• **DATASET**

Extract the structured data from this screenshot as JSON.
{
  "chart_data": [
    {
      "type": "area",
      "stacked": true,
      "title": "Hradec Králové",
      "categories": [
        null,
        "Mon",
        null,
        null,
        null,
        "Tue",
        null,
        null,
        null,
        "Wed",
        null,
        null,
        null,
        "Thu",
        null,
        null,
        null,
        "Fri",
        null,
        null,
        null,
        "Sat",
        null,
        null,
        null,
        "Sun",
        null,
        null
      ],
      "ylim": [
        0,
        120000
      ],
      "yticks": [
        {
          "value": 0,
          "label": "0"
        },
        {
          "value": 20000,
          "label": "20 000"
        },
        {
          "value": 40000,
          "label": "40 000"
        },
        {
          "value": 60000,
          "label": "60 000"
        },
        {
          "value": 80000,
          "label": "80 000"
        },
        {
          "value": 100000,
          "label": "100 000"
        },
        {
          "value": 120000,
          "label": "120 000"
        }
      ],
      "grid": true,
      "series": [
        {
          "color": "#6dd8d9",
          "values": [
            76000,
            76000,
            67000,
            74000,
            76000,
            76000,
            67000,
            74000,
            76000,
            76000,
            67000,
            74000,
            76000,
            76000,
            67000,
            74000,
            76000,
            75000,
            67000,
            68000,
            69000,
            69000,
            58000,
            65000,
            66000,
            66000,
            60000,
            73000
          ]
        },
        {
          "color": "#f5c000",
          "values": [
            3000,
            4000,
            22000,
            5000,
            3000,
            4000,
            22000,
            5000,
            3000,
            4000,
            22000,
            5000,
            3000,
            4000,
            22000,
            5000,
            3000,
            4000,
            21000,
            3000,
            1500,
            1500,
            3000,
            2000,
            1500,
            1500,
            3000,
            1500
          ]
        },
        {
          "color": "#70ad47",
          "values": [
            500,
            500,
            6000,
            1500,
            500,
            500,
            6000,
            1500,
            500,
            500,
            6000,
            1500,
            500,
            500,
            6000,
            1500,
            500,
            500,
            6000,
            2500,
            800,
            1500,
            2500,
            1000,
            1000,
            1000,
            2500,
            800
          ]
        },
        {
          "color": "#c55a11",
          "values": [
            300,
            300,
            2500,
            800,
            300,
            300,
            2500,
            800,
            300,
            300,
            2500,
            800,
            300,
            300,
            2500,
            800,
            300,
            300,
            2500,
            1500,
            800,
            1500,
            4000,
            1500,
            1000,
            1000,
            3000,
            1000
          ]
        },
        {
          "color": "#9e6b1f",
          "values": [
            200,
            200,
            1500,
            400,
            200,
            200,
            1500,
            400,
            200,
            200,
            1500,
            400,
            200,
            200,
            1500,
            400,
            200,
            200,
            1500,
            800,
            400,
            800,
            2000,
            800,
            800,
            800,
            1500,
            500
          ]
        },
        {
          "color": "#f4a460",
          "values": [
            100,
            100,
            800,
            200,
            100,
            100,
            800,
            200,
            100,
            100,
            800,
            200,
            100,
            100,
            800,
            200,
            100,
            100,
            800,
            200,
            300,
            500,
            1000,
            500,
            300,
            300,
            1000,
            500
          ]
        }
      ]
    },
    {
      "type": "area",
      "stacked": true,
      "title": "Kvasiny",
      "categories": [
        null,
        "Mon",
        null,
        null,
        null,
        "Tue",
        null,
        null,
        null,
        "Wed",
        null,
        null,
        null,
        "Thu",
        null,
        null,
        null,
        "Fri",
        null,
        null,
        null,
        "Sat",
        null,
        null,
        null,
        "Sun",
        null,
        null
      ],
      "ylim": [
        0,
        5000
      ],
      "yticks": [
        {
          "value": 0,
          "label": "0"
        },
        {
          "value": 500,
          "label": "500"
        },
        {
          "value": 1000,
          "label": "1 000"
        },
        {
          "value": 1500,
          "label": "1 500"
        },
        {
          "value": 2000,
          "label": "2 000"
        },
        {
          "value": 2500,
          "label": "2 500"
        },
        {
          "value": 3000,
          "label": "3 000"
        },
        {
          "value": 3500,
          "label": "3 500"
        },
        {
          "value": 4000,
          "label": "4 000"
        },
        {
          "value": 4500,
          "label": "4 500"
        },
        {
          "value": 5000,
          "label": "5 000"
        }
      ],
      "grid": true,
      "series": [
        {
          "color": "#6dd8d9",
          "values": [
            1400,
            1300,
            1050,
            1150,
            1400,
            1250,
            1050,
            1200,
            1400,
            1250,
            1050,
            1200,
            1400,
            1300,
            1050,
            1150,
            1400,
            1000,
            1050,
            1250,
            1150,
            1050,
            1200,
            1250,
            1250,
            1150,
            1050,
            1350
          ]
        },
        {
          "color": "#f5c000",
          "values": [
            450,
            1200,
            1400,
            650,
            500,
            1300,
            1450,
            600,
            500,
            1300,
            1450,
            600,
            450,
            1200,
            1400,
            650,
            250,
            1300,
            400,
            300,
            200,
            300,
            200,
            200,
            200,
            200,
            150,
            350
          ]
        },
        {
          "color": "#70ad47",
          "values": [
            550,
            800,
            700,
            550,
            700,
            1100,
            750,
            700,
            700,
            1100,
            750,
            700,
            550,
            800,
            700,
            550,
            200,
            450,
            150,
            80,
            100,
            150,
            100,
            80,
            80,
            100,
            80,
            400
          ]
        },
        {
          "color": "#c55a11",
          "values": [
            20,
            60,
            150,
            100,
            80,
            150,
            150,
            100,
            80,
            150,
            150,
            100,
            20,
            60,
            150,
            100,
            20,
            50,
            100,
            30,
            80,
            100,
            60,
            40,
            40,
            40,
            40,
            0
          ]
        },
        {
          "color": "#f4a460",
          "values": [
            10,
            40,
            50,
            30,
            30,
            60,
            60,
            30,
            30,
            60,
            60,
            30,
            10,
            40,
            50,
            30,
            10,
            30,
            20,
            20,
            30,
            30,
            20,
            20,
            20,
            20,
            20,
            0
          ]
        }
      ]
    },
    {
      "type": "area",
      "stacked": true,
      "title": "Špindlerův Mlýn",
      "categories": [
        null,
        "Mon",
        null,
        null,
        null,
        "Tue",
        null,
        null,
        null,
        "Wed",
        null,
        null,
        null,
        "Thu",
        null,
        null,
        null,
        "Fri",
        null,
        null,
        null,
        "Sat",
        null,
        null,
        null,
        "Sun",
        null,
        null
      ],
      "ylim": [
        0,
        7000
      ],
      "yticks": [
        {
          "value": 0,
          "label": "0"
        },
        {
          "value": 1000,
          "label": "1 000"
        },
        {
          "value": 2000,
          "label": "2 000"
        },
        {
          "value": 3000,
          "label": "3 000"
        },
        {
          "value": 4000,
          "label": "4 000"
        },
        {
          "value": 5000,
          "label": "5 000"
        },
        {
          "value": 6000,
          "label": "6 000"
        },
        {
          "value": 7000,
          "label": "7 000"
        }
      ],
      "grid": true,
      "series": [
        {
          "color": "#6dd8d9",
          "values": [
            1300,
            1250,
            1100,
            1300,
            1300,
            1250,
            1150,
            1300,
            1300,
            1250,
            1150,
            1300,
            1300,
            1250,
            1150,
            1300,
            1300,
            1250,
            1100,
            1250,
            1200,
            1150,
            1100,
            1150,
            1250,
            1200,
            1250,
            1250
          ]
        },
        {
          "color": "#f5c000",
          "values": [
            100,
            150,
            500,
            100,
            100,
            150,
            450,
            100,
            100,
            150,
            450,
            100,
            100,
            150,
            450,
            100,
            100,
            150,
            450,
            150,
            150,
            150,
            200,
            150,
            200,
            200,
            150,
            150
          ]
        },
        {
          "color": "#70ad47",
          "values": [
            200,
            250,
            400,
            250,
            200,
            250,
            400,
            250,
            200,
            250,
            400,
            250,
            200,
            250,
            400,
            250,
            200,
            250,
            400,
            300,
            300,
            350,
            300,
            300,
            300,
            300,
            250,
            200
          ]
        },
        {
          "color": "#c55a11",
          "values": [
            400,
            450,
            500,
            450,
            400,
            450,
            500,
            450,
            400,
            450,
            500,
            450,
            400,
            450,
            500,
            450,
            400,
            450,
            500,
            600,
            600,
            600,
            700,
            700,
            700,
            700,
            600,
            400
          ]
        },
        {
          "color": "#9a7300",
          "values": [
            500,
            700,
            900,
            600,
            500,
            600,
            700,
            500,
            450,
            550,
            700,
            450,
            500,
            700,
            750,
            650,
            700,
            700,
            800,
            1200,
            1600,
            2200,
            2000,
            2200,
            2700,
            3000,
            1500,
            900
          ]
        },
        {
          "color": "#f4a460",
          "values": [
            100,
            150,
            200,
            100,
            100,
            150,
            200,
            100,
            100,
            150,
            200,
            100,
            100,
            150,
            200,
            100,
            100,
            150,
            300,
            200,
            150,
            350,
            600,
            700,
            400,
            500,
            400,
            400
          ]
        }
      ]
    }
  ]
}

• **JOB**
Track down every line with the word "title" and copy it.

• **SOLUTION TO THE EXERCISE**
      "title": "Hradec Králové",
      "title": "Kvasiny",
      "title": "Špindlerův Mlýn",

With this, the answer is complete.